[What the task requires] Return all entries precisely as they stand, without the images.

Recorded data
====

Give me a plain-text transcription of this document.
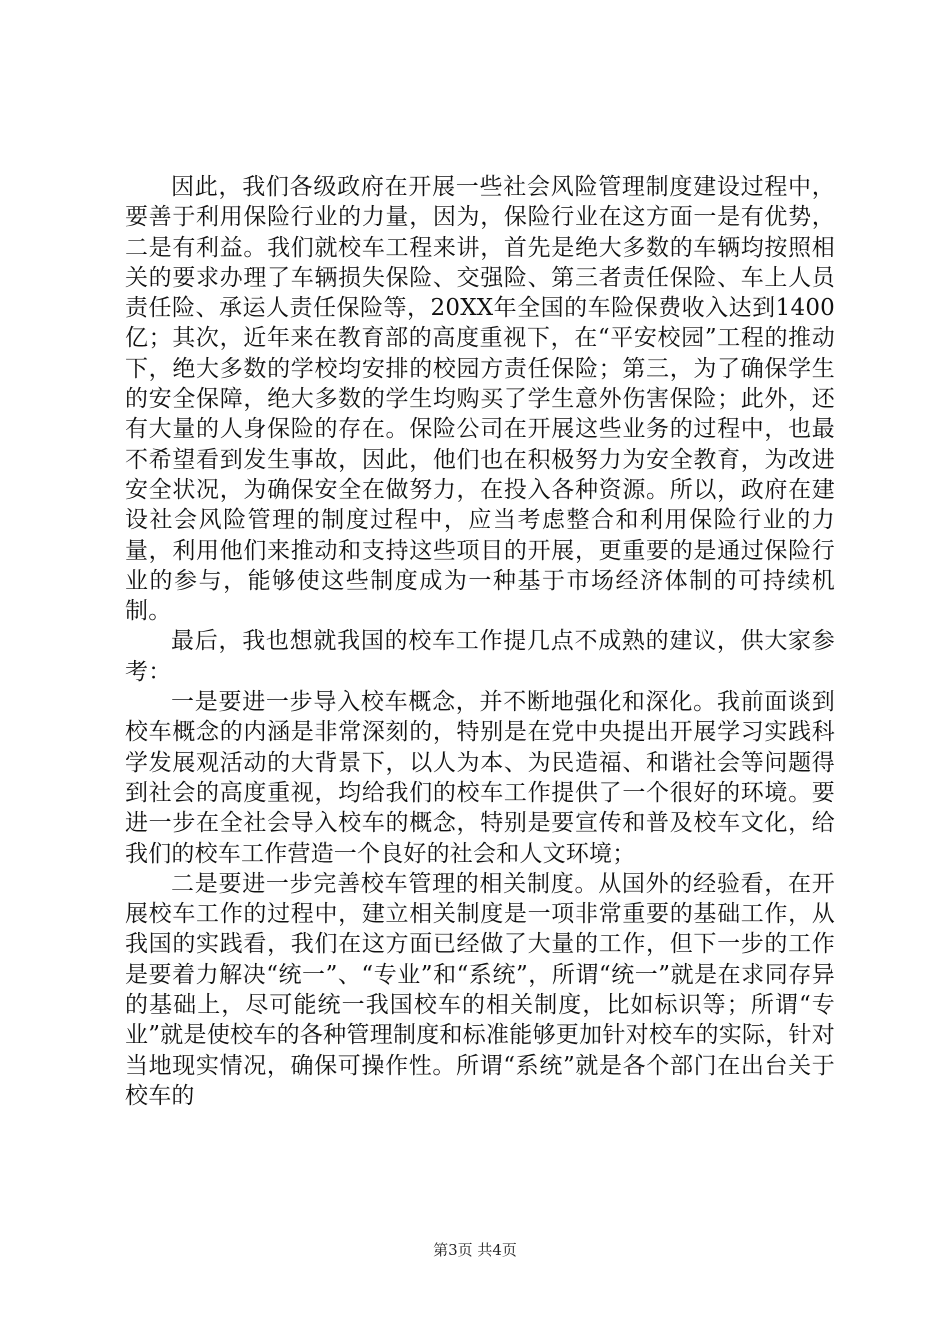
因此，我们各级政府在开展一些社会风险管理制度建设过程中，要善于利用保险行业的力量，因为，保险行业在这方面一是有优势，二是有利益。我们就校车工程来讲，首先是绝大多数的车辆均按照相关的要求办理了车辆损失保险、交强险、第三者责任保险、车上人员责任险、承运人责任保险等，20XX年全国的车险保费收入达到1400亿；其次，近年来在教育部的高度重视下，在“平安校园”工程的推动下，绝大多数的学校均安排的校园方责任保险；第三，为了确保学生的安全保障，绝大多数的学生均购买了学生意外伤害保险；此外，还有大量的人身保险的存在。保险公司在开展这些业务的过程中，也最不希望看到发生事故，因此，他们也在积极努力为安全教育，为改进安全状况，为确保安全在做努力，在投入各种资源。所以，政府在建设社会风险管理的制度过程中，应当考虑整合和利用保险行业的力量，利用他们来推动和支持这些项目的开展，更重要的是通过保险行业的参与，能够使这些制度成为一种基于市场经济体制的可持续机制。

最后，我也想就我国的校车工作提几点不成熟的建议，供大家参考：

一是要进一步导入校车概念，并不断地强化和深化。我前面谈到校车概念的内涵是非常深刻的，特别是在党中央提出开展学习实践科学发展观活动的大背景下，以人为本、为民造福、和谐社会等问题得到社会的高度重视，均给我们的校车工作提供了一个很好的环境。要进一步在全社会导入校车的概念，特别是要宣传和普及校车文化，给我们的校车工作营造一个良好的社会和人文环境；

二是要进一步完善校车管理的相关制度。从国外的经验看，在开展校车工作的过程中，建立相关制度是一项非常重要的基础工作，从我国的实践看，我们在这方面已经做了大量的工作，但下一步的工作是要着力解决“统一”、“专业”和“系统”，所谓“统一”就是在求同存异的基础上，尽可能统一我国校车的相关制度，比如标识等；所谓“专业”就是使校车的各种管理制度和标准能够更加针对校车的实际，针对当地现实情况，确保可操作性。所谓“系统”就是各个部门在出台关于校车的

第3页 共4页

====

[Solution for this problem]
Give me a plain-text transcription of this document.
因此，我们各级政府在开展一些社会风险管理制度建设过程中，要善于利用保险行业的力量，因为，保险行业在这方面一是有优势，二是有利益。我们就校车工程来讲，首先是绝大多数的车辆均按照相关的要求办理了车辆损失保险、交强险、第三者责任保险、车上人员责任险、承运人责任保险等，20XX年全国的车险保费收入达到1400亿；其次，近年来在教育部的高度重视下，在“平安校园”工程的推动下，绝大多数的学校均安排的校园方责任保险；第三，为了确保学生的安全保障，绝大多数的学生均购买了学生意外伤害保险；此外，还有大量的人身保险的存在。保险公司在开展这些业务的过程中，也最不希望看到发生事故，因此，他们也在积极努力为安全教育，为改进安全状况，为确保安全在做努力，在投入各种资源。所以，政府在建设社会风险管理的制度过程中，应当考虑整合和利用保险行业的力量，利用他们来推动和支持这些项目的开展，更重要的是通过保险行业的参与，能够使这些制度成为一种基于市场经济体制的可持续机制。

最后，我也想就我国的校车工作提几点不成熟的建议，供大家参考：

一是要进一步导入校车概念，并不断地强化和深化。我前面谈到校车概念的内涵是非常深刻的，特别是在党中央提出开展学习实践科学发展观活动的大背景下，以人为本、为民造福、和谐社会等问题得到社会的高度重视，均给我们的校车工作提供了一个很好的环境。要进一步在全社会导入校车的概念，特别是要宣传和普及校车文化，给我们的校车工作营造一个良好的社会和人文环境；

二是要进一步完善校车管理的相关制度。从国外的经验看，在开展校车工作的过程中，建立相关制度是一项非常重要的基础工作，从我国的实践看，我们在这方面已经做了大量的工作，但下一步的工作是要着力解决“统一”、“专业”和“系统”，所谓“统一”就是在求同存异的基础上，尽可能统一我国校车的相关制度，比如标识等；所谓“专业”就是使校车的各种管理制度和标准能够更加针对校车的实际，针对当地现实情况，确保可操作性。所谓“系统”就是各个部门在出台关于校车的

第3页 共4页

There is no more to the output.